_Task requirements_
Copy everything from the start of the records down to the line containing "List UI elements", with both ends included. Omit the pictures.

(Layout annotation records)
====================
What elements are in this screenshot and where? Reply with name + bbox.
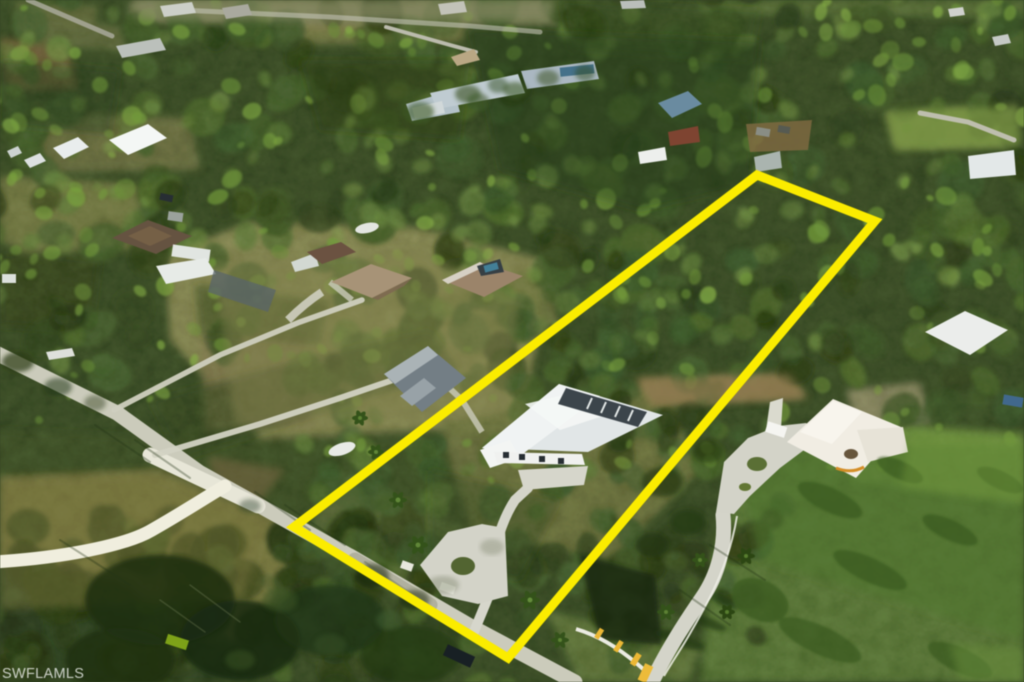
svg-text:SWFLAMLS: SWFLAMLS [2, 666, 84, 682]
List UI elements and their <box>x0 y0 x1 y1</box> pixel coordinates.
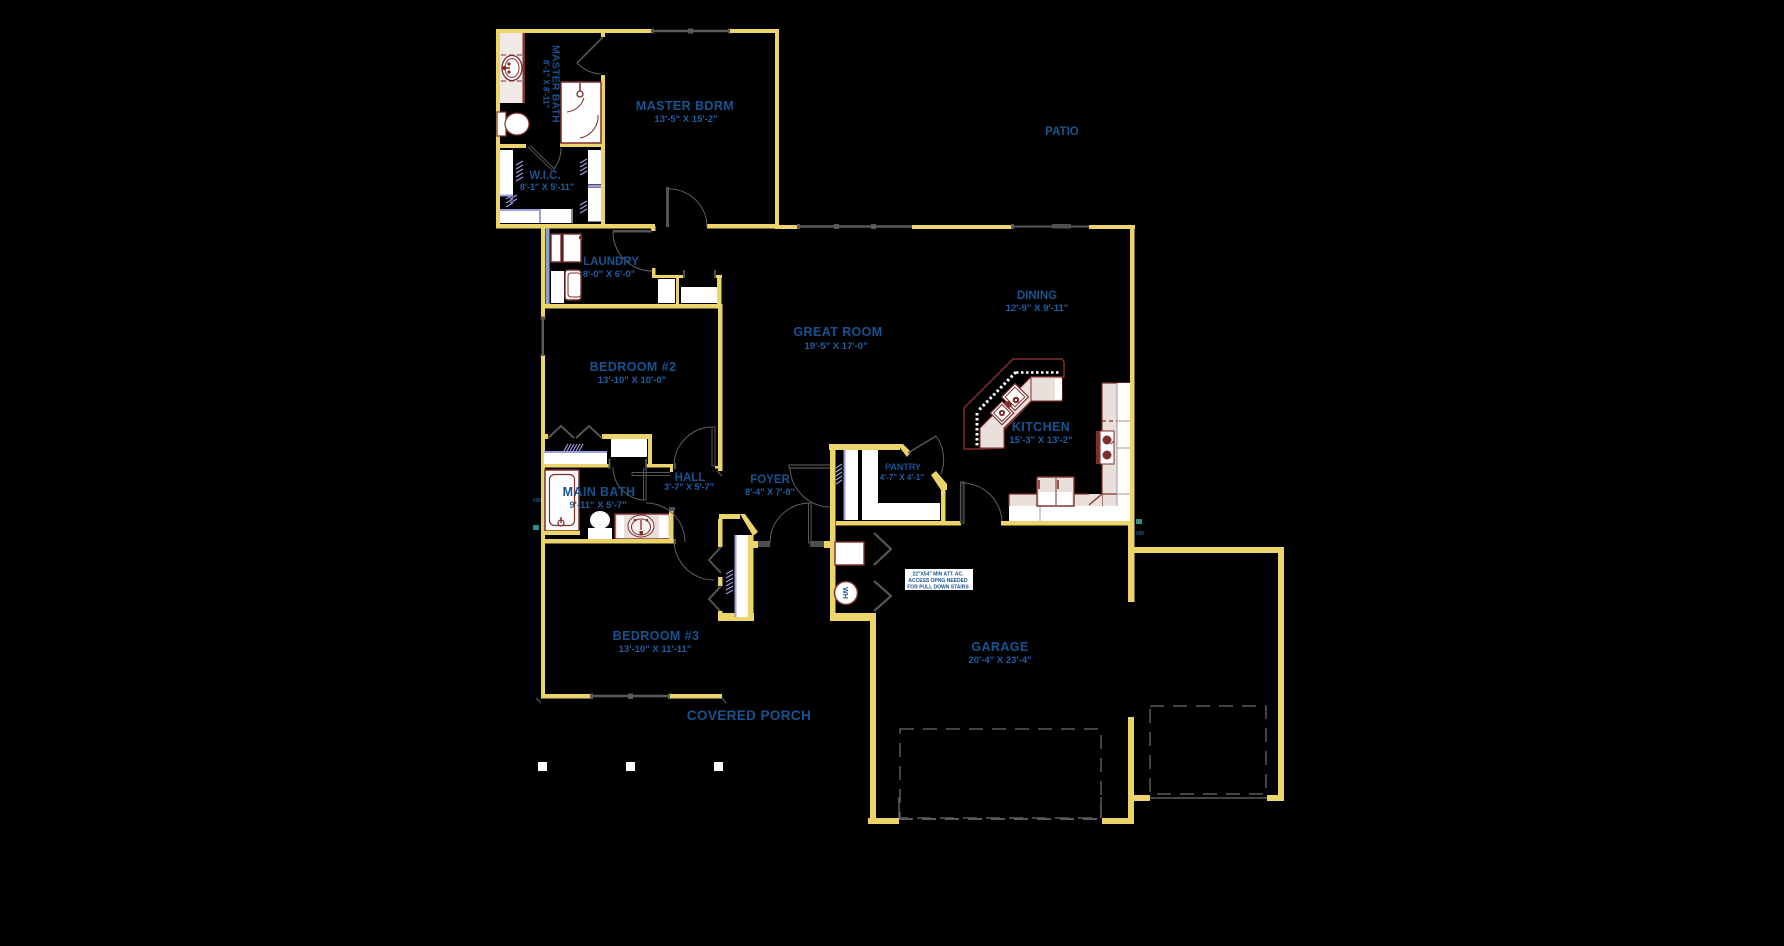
svg-text:FOYER: FOYER <box>750 474 790 486</box>
svg-text:4'-7" X 4'-1": 4'-7" X 4'-1" <box>880 473 925 482</box>
svg-text:HB: HB <box>533 498 541 504</box>
svg-text:8'-0" X 6'-0": 8'-0" X 6'-0" <box>583 269 636 280</box>
svg-text:8'-1" X 8'-11": 8'-1" X 8'-11" <box>542 60 551 109</box>
svg-text:13'-10" X 11'-11": 13'-10" X 11'-11" <box>619 644 692 655</box>
svg-text:HB: HB <box>1136 531 1144 537</box>
svg-text:ACCESS OPNG NEEDED: ACCESS OPNG NEEDED <box>908 578 968 584</box>
svg-text:8'-4" X 7'-8": 8'-4" X 7'-8" <box>745 487 795 497</box>
svg-text:PANTRY: PANTRY <box>885 462 921 472</box>
svg-text:22"X54" MIN ATT. AC.: 22"X54" MIN ATT. AC. <box>913 572 965 578</box>
svg-text:20'-4" X 23'-4": 20'-4" X 23'-4" <box>968 655 1031 666</box>
svg-text:W.I.C.: W.I.C. <box>529 170 560 182</box>
svg-text:COVERED PORCH: COVERED PORCH <box>687 708 811 723</box>
svg-text:DINING: DINING <box>1017 290 1057 302</box>
svg-text:GREAT ROOM: GREAT ROOM <box>793 325 882 339</box>
svg-text:PATIO: PATIO <box>1045 126 1078 138</box>
svg-text:9'-11" X 5'-7": 9'-11" X 5'-7" <box>569 500 626 511</box>
svg-text:BEDROOM #3: BEDROOM #3 <box>613 629 700 643</box>
svg-text:MASTER BDRM: MASTER BDRM <box>636 99 734 113</box>
svg-text:13'-5" X 15'-2": 13'-5" X 15'-2" <box>654 114 717 125</box>
svg-text:WH: WH <box>841 587 848 599</box>
svg-text:8'-1" X 5'-11": 8'-1" X 5'-11" <box>520 182 574 192</box>
svg-text:LAUNDRY: LAUNDRY <box>583 256 639 268</box>
svg-text:13'-10" X 10'-0": 13'-10" X 10'-0" <box>598 375 666 386</box>
svg-text:19'-5" X 17'-0": 19'-5" X 17'-0" <box>804 341 867 352</box>
svg-text:BEDROOM #2: BEDROOM #2 <box>590 360 677 374</box>
svg-text:MAIN BATH: MAIN BATH <box>563 485 636 499</box>
svg-text:FOR PULL DOWN STAIRS: FOR PULL DOWN STAIRS <box>907 585 969 591</box>
svg-text:15'-3" X 13'-2": 15'-3" X 13'-2" <box>1009 435 1072 446</box>
svg-text:3'-7" X 5'-7": 3'-7" X 5'-7" <box>664 482 714 492</box>
svg-text:KITCHEN: KITCHEN <box>1012 420 1070 434</box>
svg-text:12'-9" X 9'-11": 12'-9" X 9'-11" <box>1006 303 1069 314</box>
svg-text:GARAGE: GARAGE <box>971 640 1028 654</box>
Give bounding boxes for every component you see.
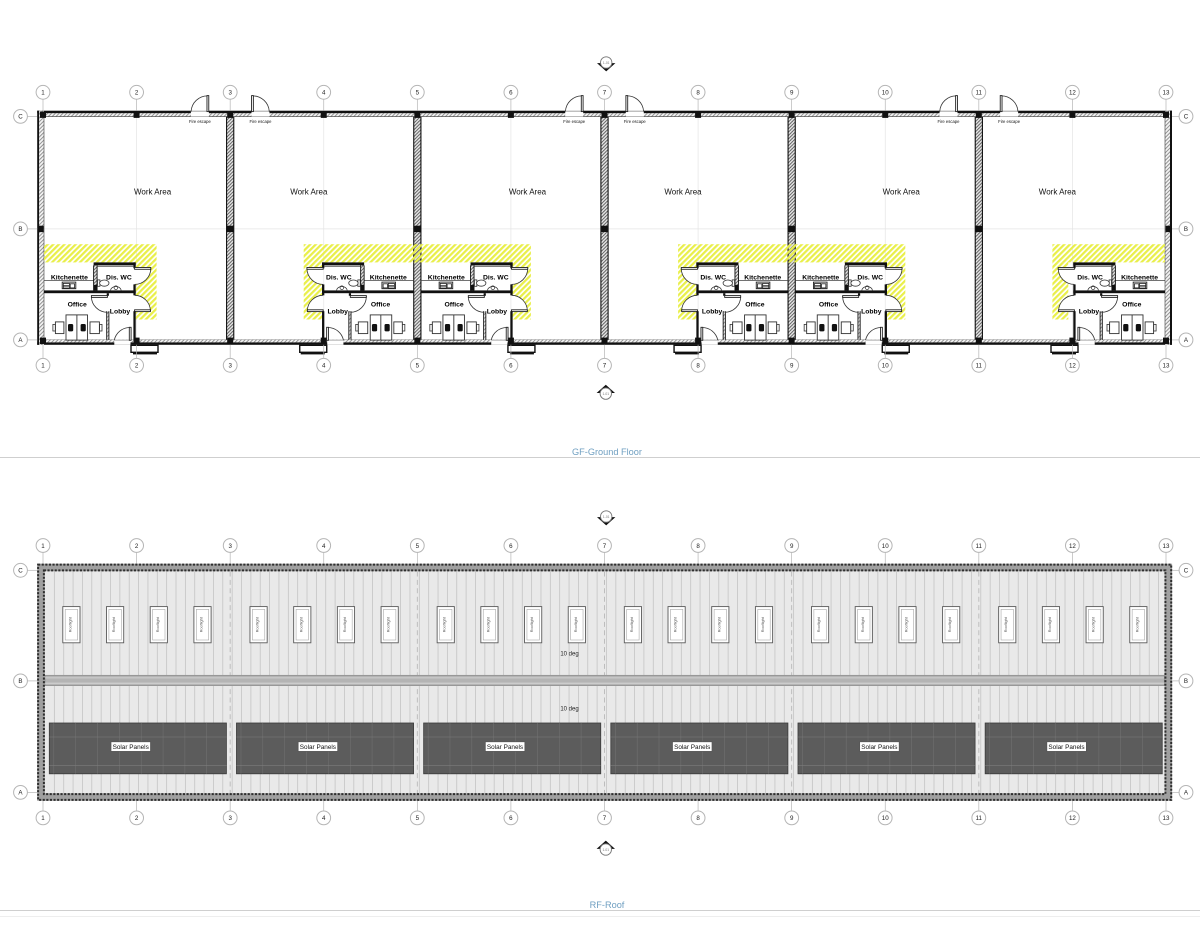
====================
_The output_
What elements are in this screenshot and where? Reply with name + bbox.
svg-text:SWFLAMLS: SWFLAMLS [2, 666, 84, 682]
List UI elements and their <box>x0 y0 x1 y1</box> pixel coordinates.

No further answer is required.